## EXERCISE
Go through the entries below and collect each line with the string "Maurermeister" in it.

## EXTRACTED INFORMATION
━━━━━━━━━━━━━━━━

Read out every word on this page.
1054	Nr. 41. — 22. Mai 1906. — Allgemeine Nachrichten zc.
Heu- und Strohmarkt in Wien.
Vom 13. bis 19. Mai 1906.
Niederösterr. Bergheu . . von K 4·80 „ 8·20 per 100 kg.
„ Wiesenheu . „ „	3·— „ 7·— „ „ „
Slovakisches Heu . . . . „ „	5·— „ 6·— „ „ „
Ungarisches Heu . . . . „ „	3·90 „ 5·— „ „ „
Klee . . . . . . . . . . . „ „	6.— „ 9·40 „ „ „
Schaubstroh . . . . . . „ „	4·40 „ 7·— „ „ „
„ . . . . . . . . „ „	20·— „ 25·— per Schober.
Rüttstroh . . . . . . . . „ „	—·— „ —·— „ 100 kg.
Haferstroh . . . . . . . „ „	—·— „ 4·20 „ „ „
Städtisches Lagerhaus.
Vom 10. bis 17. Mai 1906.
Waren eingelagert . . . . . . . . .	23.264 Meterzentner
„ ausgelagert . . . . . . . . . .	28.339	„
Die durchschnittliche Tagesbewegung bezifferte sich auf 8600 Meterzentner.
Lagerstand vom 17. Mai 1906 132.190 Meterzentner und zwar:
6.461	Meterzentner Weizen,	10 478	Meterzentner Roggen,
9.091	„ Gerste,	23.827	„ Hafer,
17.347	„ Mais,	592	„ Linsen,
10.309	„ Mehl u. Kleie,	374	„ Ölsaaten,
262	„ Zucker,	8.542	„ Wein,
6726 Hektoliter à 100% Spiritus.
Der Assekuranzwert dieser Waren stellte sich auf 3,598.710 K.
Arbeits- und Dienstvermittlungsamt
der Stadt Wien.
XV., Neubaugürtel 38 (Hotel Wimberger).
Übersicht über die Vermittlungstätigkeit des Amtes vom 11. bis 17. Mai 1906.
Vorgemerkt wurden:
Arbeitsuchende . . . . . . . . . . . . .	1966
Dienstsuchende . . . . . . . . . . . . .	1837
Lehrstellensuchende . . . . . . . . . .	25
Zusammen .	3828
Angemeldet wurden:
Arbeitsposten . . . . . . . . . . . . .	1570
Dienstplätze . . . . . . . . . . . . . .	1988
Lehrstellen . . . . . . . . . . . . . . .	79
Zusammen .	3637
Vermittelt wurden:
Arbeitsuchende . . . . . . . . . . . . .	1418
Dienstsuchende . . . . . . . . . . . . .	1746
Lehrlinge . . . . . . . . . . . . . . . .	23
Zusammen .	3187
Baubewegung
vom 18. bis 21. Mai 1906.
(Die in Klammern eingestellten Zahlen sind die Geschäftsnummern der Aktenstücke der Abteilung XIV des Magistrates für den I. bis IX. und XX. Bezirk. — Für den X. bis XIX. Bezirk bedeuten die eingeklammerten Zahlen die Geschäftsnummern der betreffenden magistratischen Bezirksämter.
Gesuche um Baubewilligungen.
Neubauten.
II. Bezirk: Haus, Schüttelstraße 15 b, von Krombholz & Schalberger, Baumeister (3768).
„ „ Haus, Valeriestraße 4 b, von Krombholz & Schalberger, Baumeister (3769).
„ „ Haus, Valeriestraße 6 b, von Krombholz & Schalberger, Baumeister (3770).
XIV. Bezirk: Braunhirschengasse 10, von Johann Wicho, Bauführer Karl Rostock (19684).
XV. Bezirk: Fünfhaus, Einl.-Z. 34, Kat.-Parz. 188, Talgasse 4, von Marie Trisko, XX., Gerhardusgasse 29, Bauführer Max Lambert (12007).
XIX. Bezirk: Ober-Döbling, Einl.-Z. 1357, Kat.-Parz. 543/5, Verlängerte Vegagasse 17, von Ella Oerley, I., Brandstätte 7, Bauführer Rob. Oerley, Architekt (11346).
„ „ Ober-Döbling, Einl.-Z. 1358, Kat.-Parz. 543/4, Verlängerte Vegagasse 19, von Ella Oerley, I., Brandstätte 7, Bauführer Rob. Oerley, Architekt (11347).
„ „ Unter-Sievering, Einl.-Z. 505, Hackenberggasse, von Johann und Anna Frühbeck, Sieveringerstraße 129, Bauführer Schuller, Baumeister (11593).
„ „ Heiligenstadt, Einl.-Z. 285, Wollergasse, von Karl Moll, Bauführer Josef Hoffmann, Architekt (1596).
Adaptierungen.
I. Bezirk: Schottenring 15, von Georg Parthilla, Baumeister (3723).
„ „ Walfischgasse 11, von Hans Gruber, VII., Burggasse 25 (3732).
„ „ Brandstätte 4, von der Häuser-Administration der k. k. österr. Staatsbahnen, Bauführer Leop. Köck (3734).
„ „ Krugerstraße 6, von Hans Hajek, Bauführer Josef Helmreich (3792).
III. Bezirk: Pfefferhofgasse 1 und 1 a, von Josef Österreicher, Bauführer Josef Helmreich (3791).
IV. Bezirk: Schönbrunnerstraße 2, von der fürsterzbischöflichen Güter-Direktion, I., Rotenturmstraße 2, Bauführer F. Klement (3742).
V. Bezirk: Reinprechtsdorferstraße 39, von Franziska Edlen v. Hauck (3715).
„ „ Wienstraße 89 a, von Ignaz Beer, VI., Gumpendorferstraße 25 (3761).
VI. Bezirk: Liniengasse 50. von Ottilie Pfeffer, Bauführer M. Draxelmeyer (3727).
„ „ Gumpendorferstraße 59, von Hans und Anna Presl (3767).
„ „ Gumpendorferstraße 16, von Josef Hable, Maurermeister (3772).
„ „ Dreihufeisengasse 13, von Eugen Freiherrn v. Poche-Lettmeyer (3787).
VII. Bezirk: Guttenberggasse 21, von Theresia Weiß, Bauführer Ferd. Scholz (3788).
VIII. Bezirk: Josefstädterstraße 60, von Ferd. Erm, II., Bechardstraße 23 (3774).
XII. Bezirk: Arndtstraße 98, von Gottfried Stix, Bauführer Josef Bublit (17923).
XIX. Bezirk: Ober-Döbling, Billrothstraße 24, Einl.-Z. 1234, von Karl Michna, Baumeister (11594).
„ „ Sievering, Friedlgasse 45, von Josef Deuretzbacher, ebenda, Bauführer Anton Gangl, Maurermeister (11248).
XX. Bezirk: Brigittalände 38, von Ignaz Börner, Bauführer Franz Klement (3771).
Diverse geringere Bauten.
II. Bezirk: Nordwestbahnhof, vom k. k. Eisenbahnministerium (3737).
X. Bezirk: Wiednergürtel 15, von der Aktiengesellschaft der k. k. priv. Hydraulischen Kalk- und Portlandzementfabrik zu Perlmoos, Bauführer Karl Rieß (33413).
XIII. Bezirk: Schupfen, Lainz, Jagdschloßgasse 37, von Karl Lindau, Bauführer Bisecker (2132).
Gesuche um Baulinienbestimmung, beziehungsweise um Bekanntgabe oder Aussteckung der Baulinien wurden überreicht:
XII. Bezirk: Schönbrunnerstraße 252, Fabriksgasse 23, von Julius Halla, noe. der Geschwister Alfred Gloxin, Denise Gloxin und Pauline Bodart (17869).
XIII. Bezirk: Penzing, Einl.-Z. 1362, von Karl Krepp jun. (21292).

━━━━━━━━━━━━━━━━

## CORRECT OUTPUT
„ „ Gumpendorferstraße 16, von Josef Hable, Maurermeister (3772).
„ „ Sievering, Friedlgasse 45, von Josef Deuretzbacher, ebenda, Bauführer Anton Gangl, Maurermeister (11248).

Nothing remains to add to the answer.